Omit the pictures, then write out every entry exactly as it reads.

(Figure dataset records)
+---+

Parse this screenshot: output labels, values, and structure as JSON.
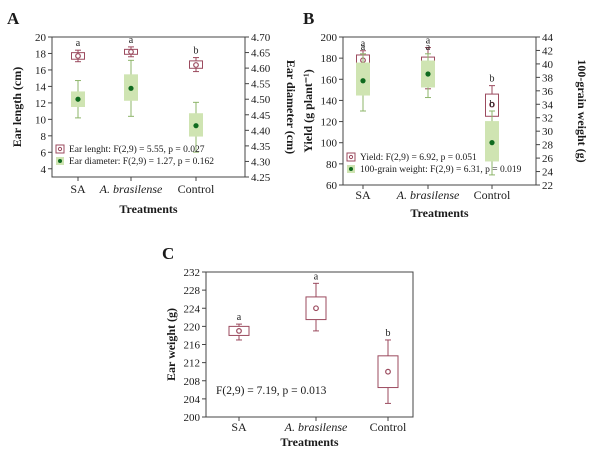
{
  "chart_data": [
    {
      "type": "box",
      "panel_label": "A",
      "xlabel": "Treatments",
      "categories": [
        "SA",
        "A. brasilense",
        "Control"
      ],
      "category_italic": [
        false,
        true,
        false
      ],
      "y_left": {
        "label": "Ear length (cm)",
        "range": [
          3,
          20
        ],
        "ticks": [
          "4",
          "6",
          "8",
          "10",
          "12",
          "14",
          "16",
          "18",
          "20"
        ],
        "tick_values": [
          4,
          6,
          8,
          10,
          12,
          14,
          16,
          18,
          20
        ]
      },
      "y_right": {
        "label": "Ear diameter (cm)",
        "range": [
          4.25,
          4.7
        ],
        "ticks": [
          "4.25",
          "4.30",
          "4.35",
          "4.40",
          "4.45",
          "4.50",
          "4.55",
          "4.60",
          "4.65",
          "4.70"
        ],
        "tick_values": [
          4.25,
          4.3,
          4.35,
          4.4,
          4.45,
          4.5,
          4.55,
          4.6,
          4.65,
          4.7
        ]
      },
      "series": [
        {
          "name": "Ear lenght: F(2,9) = 5.55, p = 0.027",
          "style": "hollow",
          "axis": "left",
          "mean": [
            17.7,
            18.2,
            16.6
          ],
          "box": [
            [
              17.3,
              18.1
            ],
            [
              17.9,
              18.5
            ],
            [
              16.2,
              17.1
            ]
          ],
          "whisker": [
            [
              17.0,
              18.4
            ],
            [
              17.6,
              18.8
            ],
            [
              15.8,
              17.5
            ]
          ],
          "letters": [
            "a",
            "a",
            "b"
          ]
        },
        {
          "name": "Ear diameter: F(2,9) = 1.27, p = 0.162",
          "style": "filled",
          "axis": "right",
          "mean": [
            4.5,
            4.535,
            4.415
          ],
          "box": [
            [
              4.475,
              4.525
            ],
            [
              4.495,
              4.58
            ],
            [
              4.38,
              4.455
            ]
          ],
          "whisker": [
            [
              4.44,
              4.56
            ],
            [
              4.445,
              4.625
            ],
            [
              4.33,
              4.49
            ]
          ],
          "letters": []
        }
      ]
    },
    {
      "type": "box",
      "panel_label": "B",
      "xlabel": "Treatments",
      "categories": [
        "SA",
        "A. brasilense",
        "Control"
      ],
      "category_italic": [
        false,
        true,
        false
      ],
      "y_left": {
        "label": "Yield (g plant⁻¹)",
        "range": [
          60,
          200
        ],
        "ticks": [
          "60",
          "80",
          "100",
          "120",
          "140",
          "160",
          "180",
          "200"
        ],
        "tick_values": [
          60,
          80,
          100,
          120,
          140,
          160,
          180,
          200
        ]
      },
      "y_right": {
        "label": "100-grain weight (g)",
        "range": [
          22,
          44
        ],
        "ticks": [
          "22",
          "24",
          "26",
          "28",
          "30",
          "32",
          "34",
          "36",
          "38",
          "40",
          "42",
          "44"
        ],
        "tick_values": [
          22,
          24,
          26,
          28,
          30,
          32,
          34,
          36,
          38,
          40,
          42,
          44
        ]
      },
      "series": [
        {
          "name": "Yield: F(2,9) = 6.92, p = 0.051",
          "style": "hollow",
          "axis": "left",
          "mean": [
            178,
            171,
            136
          ],
          "box": [
            [
              174,
              183
            ],
            [
              162,
              181
            ],
            [
              125,
              146
            ]
          ],
          "whisker": [
            [
              170,
              187
            ],
            [
              151,
              190
            ],
            [
              113,
              154
            ]
          ],
          "letters": [
            "a",
            "a",
            "b"
          ]
        },
        {
          "name": "100-grain weight: F(2,9) = 6.31, p = 0.019",
          "style": "filled",
          "axis": "right",
          "mean": [
            37.5,
            38.5,
            28.3
          ],
          "box": [
            [
              35.3,
              40.2
            ],
            [
              36.5,
              40.5
            ],
            [
              25.5,
              31.5
            ]
          ],
          "whisker": [
            [
              33.0,
              41.5
            ],
            [
              35.0,
              41.5
            ],
            [
              23.5,
              33.0
            ]
          ],
          "letters": [
            "a",
            "a",
            "b"
          ]
        }
      ]
    },
    {
      "type": "box",
      "panel_label": "C",
      "xlabel": "Treatments",
      "categories": [
        "SA",
        "A. brasilense",
        "Control"
      ],
      "category_italic": [
        false,
        true,
        false
      ],
      "y_left": {
        "label": "Ear weight (g)",
        "range": [
          200,
          232
        ],
        "ticks": [
          "200",
          "204",
          "208",
          "212",
          "216",
          "220",
          "224",
          "228",
          "232"
        ],
        "tick_values": [
          200,
          204,
          208,
          212,
          216,
          220,
          224,
          228,
          232
        ]
      },
      "annotation": "F(2,9) = 7.19, p = 0.013",
      "series": [
        {
          "name": "",
          "style": "hollow",
          "axis": "left",
          "mean": [
            219,
            224,
            210
          ],
          "box": [
            [
              218,
              220
            ],
            [
              221.5,
              226.5
            ],
            [
              206.5,
              213.5
            ]
          ],
          "whisker": [
            [
              217,
              220.5
            ],
            [
              219,
              229.5
            ],
            [
              203,
              217
            ]
          ],
          "letters": [
            "a",
            "a",
            "b"
          ]
        }
      ]
    }
  ]
}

+---+

**RESPONSE TO THE EXERCISE:**
Parse this screenshot: output labels, values, and structure as JSON.
{
  "chart_data": [
    {
      "type": "box",
      "panel_label": "A",
      "xlabel": "Treatments",
      "categories": [
        "SA",
        "A. brasilense",
        "Control"
      ],
      "category_italic": [
        false,
        true,
        false
      ],
      "y_left": {
        "label": "Ear length (cm)",
        "range": [
          3,
          20
        ],
        "ticks": [
          "4",
          "6",
          "8",
          "10",
          "12",
          "14",
          "16",
          "18",
          "20"
        ],
        "tick_values": [
          4,
          6,
          8,
          10,
          12,
          14,
          16,
          18,
          20
        ]
      },
      "y_right": {
        "label": "Ear diameter (cm)",
        "range": [
          4.25,
          4.7
        ],
        "ticks": [
          "4.25",
          "4.30",
          "4.35",
          "4.40",
          "4.45",
          "4.50",
          "4.55",
          "4.60",
          "4.65",
          "4.70"
        ],
        "tick_values": [
          4.25,
          4.3,
          4.35,
          4.4,
          4.45,
          4.5,
          4.55,
          4.6,
          4.65,
          4.7
        ]
      },
      "series": [
        {
          "name": "Ear lenght: F(2,9) = 5.55, p = 0.027",
          "style": "hollow",
          "axis": "left",
          "mean": [
            17.7,
            18.2,
            16.6
          ],
          "box": [
            [
              17.3,
              18.1
            ],
            [
              17.9,
              18.5
            ],
            [
              16.2,
              17.1
            ]
          ],
          "whisker": [
            [
              17.0,
              18.4
            ],
            [
              17.6,
              18.8
            ],
            [
              15.8,
              17.5
            ]
          ],
          "letters": [
            "a",
            "a",
            "b"
          ]
        },
        {
          "name": "Ear diameter: F(2,9) = 1.27, p = 0.162",
          "style": "filled",
          "axis": "right",
          "mean": [
            4.5,
            4.535,
            4.415
          ],
          "box": [
            [
              4.475,
              4.525
            ],
            [
              4.495,
              4.58
            ],
            [
              4.38,
              4.455
            ]
          ],
          "whisker": [
            [
              4.44,
              4.56
            ],
            [
              4.445,
              4.625
            ],
            [
              4.33,
              4.49
            ]
          ],
          "letters": []
        }
      ]
    },
    {
      "type": "box",
      "panel_label": "B",
      "xlabel": "Treatments",
      "categories": [
        "SA",
        "A. brasilense",
        "Control"
      ],
      "category_italic": [
        false,
        true,
        false
      ],
      "y_left": {
        "label": "Yield (g plant⁻¹)",
        "range": [
          60,
          200
        ],
        "ticks": [
          "60",
          "80",
          "100",
          "120",
          "140",
          "160",
          "180",
          "200"
        ],
        "tick_values": [
          60,
          80,
          100,
          120,
          140,
          160,
          180,
          200
        ]
      },
      "y_right": {
        "label": "100-grain weight (g)",
        "range": [
          22,
          44
        ],
        "ticks": [
          "22",
          "24",
          "26",
          "28",
          "30",
          "32",
          "34",
          "36",
          "38",
          "40",
          "42",
          "44"
        ],
        "tick_values": [
          22,
          24,
          26,
          28,
          30,
          32,
          34,
          36,
          38,
          40,
          42,
          44
        ]
      },
      "series": [
        {
          "name": "Yield: F(2,9) = 6.92, p = 0.051",
          "style": "hollow",
          "axis": "left",
          "mean": [
            178,
            171,
            136
          ],
          "box": [
            [
              174,
              183
            ],
            [
              162,
              181
            ],
            [
              125,
              146
            ]
          ],
          "whisker": [
            [
              170,
              187
            ],
            [
              151,
              190
            ],
            [
              113,
              154
            ]
          ],
          "letters": [
            "a",
            "a",
            "b"
          ]
        },
        {
          "name": "100-grain weight: F(2,9) = 6.31, p = 0.019",
          "style": "filled",
          "axis": "right",
          "mean": [
            37.5,
            38.5,
            28.3
          ],
          "box": [
            [
              35.3,
              40.2
            ],
            [
              36.5,
              40.5
            ],
            [
              25.5,
              31.5
            ]
          ],
          "whisker": [
            [
              33.0,
              41.5
            ],
            [
              35.0,
              41.5
            ],
            [
              23.5,
              33.0
            ]
          ],
          "letters": [
            "a",
            "a",
            "b"
          ]
        }
      ]
    },
    {
      "type": "box",
      "panel_label": "C",
      "xlabel": "Treatments",
      "categories": [
        "SA",
        "A. brasilense",
        "Control"
      ],
      "category_italic": [
        false,
        true,
        false
      ],
      "y_left": {
        "label": "Ear weight (g)",
        "range": [
          200,
          232
        ],
        "ticks": [
          "200",
          "204",
          "208",
          "212",
          "216",
          "220",
          "224",
          "228",
          "232"
        ],
        "tick_values": [
          200,
          204,
          208,
          212,
          216,
          220,
          224,
          228,
          232
        ]
      },
      "annotation": "F(2,9) = 7.19, p = 0.013",
      "series": [
        {
          "name": "",
          "style": "hollow",
          "axis": "left",
          "mean": [
            219,
            224,
            210
          ],
          "box": [
            [
              218,
              220
            ],
            [
              221.5,
              226.5
            ],
            [
              206.5,
              213.5
            ]
          ],
          "whisker": [
            [
              217,
              220.5
            ],
            [
              219,
              229.5
            ],
            [
              203,
              217
            ]
          ],
          "letters": [
            "a",
            "a",
            "b"
          ]
        }
      ]
    }
  ]
}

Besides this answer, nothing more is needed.